## REQUIRED ACTION
Look through the entries that follow and count the lines with the word "series". The reply is that number alone.

## INFORMATION SHOWN
[Start of section]

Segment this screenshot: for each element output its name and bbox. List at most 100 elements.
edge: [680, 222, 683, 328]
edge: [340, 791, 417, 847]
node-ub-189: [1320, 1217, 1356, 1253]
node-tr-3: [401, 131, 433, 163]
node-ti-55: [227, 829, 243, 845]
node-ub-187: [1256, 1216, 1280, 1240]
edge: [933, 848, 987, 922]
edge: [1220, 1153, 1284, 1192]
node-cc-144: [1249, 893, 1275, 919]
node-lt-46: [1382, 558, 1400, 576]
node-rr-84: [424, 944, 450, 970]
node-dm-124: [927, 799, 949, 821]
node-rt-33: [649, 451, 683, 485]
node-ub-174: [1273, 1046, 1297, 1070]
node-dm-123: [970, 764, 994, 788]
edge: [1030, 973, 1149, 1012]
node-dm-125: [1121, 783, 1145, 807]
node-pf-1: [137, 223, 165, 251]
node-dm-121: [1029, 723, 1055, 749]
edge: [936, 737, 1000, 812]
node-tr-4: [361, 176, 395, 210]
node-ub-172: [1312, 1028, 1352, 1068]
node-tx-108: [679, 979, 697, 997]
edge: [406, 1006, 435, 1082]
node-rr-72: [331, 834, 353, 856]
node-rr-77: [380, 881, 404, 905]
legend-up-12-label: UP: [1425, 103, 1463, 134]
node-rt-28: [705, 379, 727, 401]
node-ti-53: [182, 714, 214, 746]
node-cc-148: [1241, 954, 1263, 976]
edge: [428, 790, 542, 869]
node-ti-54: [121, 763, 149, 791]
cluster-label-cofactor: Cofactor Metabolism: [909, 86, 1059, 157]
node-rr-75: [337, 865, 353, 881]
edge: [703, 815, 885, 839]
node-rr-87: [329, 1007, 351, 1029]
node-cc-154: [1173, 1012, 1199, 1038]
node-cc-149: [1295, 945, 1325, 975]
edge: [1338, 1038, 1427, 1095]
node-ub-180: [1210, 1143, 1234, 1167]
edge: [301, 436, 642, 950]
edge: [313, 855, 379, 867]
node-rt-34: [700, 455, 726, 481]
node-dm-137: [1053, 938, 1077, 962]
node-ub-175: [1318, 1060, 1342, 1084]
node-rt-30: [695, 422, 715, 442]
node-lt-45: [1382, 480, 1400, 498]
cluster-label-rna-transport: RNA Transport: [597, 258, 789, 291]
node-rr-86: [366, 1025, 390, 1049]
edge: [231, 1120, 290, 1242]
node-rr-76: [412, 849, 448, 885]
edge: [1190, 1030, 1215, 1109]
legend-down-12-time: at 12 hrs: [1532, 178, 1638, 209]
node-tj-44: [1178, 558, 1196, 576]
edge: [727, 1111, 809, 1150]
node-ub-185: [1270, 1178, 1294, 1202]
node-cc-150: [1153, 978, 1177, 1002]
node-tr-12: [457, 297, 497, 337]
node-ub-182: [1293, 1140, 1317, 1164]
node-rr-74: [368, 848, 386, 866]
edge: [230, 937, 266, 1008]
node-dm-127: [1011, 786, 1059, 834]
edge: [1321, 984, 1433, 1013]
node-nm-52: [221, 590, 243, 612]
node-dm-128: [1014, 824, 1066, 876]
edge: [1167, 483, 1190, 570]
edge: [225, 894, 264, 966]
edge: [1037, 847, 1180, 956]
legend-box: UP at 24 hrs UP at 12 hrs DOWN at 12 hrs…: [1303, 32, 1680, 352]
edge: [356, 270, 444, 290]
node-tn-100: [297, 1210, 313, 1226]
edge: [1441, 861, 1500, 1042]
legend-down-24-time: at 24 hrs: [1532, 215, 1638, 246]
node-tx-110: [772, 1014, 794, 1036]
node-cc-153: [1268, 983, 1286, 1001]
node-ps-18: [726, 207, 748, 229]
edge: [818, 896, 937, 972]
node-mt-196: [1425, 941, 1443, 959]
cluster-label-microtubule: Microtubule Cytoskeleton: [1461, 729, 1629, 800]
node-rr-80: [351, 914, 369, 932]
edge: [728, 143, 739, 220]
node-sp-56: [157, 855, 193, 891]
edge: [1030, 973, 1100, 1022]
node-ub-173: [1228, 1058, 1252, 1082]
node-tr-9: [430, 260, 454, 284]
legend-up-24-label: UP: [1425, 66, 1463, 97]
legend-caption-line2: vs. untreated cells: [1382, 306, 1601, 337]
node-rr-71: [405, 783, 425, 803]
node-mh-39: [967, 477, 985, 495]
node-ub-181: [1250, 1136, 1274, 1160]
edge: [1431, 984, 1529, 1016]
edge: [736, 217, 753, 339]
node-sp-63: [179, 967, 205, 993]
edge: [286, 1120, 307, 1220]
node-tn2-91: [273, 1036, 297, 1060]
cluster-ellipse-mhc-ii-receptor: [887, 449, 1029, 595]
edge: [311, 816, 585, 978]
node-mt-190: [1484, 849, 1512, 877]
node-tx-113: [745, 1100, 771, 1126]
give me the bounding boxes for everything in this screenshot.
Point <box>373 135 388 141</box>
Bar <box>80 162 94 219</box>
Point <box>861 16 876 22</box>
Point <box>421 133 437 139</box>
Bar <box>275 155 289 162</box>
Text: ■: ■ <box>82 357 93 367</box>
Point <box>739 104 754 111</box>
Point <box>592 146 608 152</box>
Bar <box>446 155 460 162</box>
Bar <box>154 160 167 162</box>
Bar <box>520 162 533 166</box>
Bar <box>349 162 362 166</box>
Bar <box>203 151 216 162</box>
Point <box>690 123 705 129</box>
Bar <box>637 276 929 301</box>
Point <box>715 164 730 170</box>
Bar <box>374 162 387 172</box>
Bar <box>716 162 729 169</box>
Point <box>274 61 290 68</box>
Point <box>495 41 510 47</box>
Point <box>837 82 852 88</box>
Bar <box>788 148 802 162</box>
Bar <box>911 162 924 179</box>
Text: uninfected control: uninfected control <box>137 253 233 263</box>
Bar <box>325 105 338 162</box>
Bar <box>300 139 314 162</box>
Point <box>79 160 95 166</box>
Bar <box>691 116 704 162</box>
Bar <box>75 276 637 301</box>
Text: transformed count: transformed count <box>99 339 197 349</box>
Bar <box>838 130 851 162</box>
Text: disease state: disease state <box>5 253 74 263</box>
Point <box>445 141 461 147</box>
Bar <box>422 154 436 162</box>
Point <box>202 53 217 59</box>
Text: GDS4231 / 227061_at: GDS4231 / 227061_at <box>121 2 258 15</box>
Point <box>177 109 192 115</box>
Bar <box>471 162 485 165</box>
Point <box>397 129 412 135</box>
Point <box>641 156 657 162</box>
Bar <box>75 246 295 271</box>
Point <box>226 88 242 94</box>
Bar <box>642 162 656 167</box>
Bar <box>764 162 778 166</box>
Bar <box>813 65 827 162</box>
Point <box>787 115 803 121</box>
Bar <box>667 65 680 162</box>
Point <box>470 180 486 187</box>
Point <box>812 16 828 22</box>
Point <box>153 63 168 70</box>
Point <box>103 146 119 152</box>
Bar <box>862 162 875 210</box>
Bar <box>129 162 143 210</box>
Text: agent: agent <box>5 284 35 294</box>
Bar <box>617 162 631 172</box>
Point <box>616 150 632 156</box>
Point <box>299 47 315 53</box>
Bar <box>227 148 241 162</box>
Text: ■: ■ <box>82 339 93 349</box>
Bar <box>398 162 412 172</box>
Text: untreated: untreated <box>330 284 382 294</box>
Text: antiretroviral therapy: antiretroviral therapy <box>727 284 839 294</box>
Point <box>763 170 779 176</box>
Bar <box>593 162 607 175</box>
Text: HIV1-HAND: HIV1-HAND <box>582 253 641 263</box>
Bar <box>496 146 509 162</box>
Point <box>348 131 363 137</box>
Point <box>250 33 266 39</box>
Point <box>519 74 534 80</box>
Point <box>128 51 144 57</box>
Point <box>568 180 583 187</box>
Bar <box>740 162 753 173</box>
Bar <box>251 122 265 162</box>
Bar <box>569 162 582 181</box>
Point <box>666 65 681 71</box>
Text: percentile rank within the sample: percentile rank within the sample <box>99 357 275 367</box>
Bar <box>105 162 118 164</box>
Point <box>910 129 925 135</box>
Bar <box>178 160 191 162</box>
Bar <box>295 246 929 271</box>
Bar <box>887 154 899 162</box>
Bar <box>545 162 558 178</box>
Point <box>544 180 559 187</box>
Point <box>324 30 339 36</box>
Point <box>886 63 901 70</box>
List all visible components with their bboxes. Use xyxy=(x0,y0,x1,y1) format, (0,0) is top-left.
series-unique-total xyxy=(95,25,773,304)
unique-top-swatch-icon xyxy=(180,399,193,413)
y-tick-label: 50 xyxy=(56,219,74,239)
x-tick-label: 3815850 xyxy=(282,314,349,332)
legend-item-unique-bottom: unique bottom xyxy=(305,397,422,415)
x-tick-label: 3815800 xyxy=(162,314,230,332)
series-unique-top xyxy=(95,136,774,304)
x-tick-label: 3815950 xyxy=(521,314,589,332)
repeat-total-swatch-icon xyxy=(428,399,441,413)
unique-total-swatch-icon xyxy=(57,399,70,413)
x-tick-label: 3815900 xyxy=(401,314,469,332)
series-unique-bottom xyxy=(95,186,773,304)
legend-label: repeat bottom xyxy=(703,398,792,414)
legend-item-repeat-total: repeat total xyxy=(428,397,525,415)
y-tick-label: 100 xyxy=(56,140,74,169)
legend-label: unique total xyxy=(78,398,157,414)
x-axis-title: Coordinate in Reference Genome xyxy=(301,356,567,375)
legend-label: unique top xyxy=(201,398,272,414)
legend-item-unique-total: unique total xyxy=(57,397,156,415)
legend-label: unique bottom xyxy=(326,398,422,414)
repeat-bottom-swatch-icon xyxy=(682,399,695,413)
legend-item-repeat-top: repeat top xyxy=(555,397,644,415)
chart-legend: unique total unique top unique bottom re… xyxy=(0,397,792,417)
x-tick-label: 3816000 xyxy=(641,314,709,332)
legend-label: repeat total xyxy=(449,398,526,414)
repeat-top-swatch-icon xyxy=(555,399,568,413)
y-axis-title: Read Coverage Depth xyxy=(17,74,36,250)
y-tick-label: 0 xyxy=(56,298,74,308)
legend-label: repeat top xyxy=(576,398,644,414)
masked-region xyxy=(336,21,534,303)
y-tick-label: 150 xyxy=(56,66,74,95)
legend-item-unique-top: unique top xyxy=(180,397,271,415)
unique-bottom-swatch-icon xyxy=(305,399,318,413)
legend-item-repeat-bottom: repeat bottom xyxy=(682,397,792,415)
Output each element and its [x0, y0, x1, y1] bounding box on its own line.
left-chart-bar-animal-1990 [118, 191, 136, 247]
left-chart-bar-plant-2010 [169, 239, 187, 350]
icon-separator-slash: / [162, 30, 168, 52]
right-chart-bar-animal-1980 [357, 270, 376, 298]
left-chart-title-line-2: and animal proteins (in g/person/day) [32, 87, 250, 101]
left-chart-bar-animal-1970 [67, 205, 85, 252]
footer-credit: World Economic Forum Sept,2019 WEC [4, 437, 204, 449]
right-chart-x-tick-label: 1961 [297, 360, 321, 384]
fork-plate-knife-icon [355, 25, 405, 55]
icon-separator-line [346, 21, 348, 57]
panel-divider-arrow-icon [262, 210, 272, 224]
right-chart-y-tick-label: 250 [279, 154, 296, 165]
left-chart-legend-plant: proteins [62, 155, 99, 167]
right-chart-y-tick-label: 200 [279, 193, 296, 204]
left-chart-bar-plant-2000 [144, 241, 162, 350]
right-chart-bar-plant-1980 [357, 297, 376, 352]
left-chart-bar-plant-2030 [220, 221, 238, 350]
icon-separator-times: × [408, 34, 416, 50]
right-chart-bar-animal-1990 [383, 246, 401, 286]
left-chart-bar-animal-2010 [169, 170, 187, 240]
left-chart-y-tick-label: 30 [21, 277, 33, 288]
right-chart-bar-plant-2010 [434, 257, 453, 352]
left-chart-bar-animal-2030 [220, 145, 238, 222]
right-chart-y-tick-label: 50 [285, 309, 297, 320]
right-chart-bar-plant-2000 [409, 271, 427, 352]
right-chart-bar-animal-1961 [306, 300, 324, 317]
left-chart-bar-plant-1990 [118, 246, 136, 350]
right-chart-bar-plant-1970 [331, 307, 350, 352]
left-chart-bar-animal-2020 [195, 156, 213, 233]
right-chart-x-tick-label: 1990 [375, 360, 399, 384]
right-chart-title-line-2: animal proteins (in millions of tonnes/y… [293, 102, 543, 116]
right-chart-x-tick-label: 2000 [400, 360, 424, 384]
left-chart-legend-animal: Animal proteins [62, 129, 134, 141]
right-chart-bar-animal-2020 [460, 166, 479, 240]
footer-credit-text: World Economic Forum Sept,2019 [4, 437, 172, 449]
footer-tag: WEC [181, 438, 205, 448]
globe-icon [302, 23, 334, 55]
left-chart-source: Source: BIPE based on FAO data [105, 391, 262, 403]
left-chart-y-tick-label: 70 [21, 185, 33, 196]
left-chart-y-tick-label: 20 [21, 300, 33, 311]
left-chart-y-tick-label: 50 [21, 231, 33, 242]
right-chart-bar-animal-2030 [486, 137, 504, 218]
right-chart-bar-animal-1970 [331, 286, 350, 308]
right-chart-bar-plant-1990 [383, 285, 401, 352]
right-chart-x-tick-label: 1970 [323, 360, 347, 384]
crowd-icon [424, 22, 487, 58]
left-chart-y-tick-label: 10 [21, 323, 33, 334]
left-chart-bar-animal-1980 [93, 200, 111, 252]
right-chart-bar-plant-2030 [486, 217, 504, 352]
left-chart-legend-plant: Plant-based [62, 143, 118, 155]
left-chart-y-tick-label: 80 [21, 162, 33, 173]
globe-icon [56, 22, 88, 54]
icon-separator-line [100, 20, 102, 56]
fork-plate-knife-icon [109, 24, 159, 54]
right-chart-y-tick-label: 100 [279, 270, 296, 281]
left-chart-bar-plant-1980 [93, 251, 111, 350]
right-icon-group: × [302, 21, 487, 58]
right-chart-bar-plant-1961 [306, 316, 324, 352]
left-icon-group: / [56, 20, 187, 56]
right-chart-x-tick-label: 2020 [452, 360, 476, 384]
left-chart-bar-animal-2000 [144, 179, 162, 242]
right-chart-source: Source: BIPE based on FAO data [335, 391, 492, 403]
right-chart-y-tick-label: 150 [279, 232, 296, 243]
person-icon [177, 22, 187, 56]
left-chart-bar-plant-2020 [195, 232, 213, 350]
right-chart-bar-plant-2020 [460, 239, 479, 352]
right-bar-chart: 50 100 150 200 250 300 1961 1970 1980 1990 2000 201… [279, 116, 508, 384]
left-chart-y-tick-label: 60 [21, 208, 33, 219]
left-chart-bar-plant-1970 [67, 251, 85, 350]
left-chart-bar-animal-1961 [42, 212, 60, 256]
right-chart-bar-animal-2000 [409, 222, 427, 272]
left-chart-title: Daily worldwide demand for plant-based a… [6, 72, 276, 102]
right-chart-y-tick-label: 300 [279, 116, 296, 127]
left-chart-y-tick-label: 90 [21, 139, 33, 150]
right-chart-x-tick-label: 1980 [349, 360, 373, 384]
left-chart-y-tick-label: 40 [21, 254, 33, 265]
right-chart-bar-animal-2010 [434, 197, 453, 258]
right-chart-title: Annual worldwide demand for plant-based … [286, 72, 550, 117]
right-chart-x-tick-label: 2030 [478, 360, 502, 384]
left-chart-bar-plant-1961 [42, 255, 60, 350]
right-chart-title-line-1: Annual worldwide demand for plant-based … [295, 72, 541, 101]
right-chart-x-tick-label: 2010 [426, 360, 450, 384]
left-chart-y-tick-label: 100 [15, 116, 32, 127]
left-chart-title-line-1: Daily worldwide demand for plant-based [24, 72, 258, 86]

[End of section]

## ANSWER
3